**EXTRAIT DE PAGE:**
—————

Géorgie: Imédi TV, entre politique fiction et jeux interdits

Le 13 mars 2010, la chaîne de télévision géorgienne Imédi (Espoir), qui diffuse sur tout le territoire, annonçait dans son journal du soir que la Russie, profitant des dissensions politiques internes, envahissait la Géorgie et assassinait son président.


Ce qui n’aurait dû être qu’un exercice télévisuel incitant au débat s’est transformé en canular douteux, affolant une population échaudée par le conflit d’août 2008. Cet événement, qui révèle l’état de tension existant en Géorgie, invite à s’interroger sur le journalisme à la géorgienne et offre l’occasion de rappeler le parcours de cette chaîne très particulière.

La Géorgie, un pays en état de guerre latente

Le faux journal du 13 mars diffusé en soirée par Imédi était suivi d’une discussion entre experts sur le thème « La Russie peut-elle se servir de l’opposition pour envahir la Géorgie ? ». Pendant que l’émission se poursuivait en studio, un vent de panique soufflait sur le pays. Nombreux furent les Géorgiens qui, désorientés, crurent à l’annonce de la mort du Président et à l’arrivée des chars russes. Une heure plus tard, la chaîne était prise d’assaut par des manifestants remontés contre le canular et contre l’irresponsabilité des journalistes. Un débat national s’est par la suite imposé pour savoir si la chaîne avait fait preuve d’inconscience ou si le scandale avait été sciemment préparé ; et, si oui, par qui ? La direction de la chaîne était-elle seule en cause, ou le président Mikhéil Saakachvili avait-il joué un rôle dans ce pamphlet anti-opposition ?

La panique générale suscitée par l’émission vient rappeler que, si une réaction aussi vive a eu lieu, c’est surtout parce cette « intox » avait un air de déjà-vu. Et pour cause : les images montrées provenaient de reportages transmis lors du conflit d’août 2008. Ce montage conférait un surplus de réalisme à une information pourtant improbable. Comment, en effet, raisonnablement croire qu’en une demi-journée des manifestations massives puissent être organisées à Tbilissi, que le Président soit assassiné et qu’un gouvernement alternatif soit formé sous l’égide de forces militaires russes occupant tout le pays ? La bande-son de l’émission apocalyptique était passée inaperçue: elle précisait pourtant des dates lointaines, en juin 2010, et faisait référence à des élections municipales qui n’ont pas encore eu lieu. Mais la majeure partie des téléspectateurs n’ont eu d’yeux que pour les images d’une guerre que beaucoup craignaient, sans trop y croire, et qui défilait « enfin » à l’écran.

Une telle réaction de peur a surtout été rendue possible grâce à l’état de guerre latente qui règne en Géorgie. Depuis l’indépendance acquise en 1991, le thème de la guerre est omniprésent. Guerre civile, guerres politiques, guerres des clans, révolution de la rose, hausse radicale du budget militaire, conflit d’août 2008… Depuis l’affrontement armé avec la Russie, pratiquement tous les acteurs politiques -du gouvernement comme de l’opposition- ont intégré l’adage « Si vis pacem, para bellum », forme de militarisation des esprits qui n’est pas sans conséquence pour la population et la politique.

—————

**ENTRÉES AFFICHÉES:**

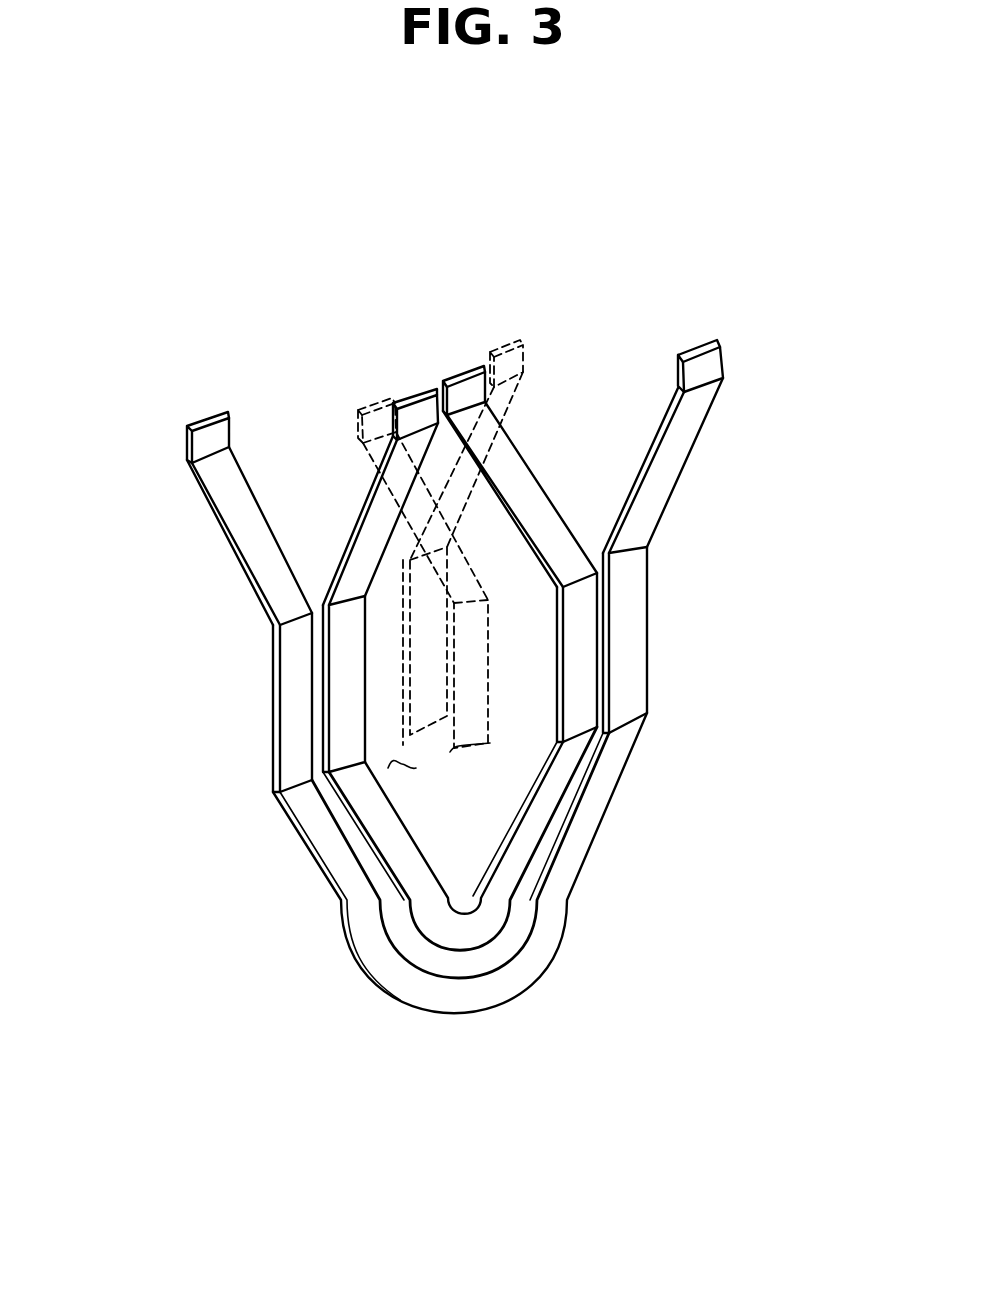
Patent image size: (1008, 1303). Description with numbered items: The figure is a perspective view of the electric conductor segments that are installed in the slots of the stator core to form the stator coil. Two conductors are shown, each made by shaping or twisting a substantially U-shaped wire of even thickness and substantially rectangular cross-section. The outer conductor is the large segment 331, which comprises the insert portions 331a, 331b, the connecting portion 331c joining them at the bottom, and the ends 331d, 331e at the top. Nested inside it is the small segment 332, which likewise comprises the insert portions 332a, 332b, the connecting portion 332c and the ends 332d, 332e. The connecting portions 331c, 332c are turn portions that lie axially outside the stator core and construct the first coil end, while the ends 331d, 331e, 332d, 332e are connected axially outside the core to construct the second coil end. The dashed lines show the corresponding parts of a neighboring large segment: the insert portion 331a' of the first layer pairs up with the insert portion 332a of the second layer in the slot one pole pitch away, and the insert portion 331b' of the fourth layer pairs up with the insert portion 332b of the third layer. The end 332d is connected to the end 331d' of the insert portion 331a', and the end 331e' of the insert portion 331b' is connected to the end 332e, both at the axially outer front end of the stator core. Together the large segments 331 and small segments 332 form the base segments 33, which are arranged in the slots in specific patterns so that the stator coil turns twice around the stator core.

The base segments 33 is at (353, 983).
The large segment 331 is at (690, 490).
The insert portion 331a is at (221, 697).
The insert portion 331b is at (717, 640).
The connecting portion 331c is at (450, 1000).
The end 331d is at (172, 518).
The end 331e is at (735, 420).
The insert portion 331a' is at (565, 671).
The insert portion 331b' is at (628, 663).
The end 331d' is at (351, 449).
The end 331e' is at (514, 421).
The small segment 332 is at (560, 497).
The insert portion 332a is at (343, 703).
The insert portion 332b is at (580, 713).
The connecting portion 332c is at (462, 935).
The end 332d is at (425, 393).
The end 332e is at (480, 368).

—————

**CONSIGNE:** Réécrivez le passage de l'article sur Imédi TV qui va de « Géorgie: Imédi TV, entre » jusqu'à « chaîne très particulière. », en remplaçant « canular » par « bobard ». Les enregistrements n'ont aucun lien avec l'article.

**RÉSULTAT:**
Géorgie: Imédi TV, entre politique fiction et jeux interdits

Le 13 mars 2010, la chaîne de télévision géorgienne Imédi (Espoir), qui diffuse sur tout le territoire, annonçait dans son journal du soir que la Russie, profitant des dissensions politiques internes, envahissait la Géorgie et assassinait son président.


Ce qui n’aurait dû être qu’un exercice télévisuel incitant au débat s’est transformé en bobard douteux, affolant une population échaudée par le conflit d’août 2008. Cet événement, qui révèle l’état de tension existant en Géorgie, invite à s’interroger sur le journalisme à la géorgienne et offre l’occasion de rappeler le parcours de cette chaîne très particulière.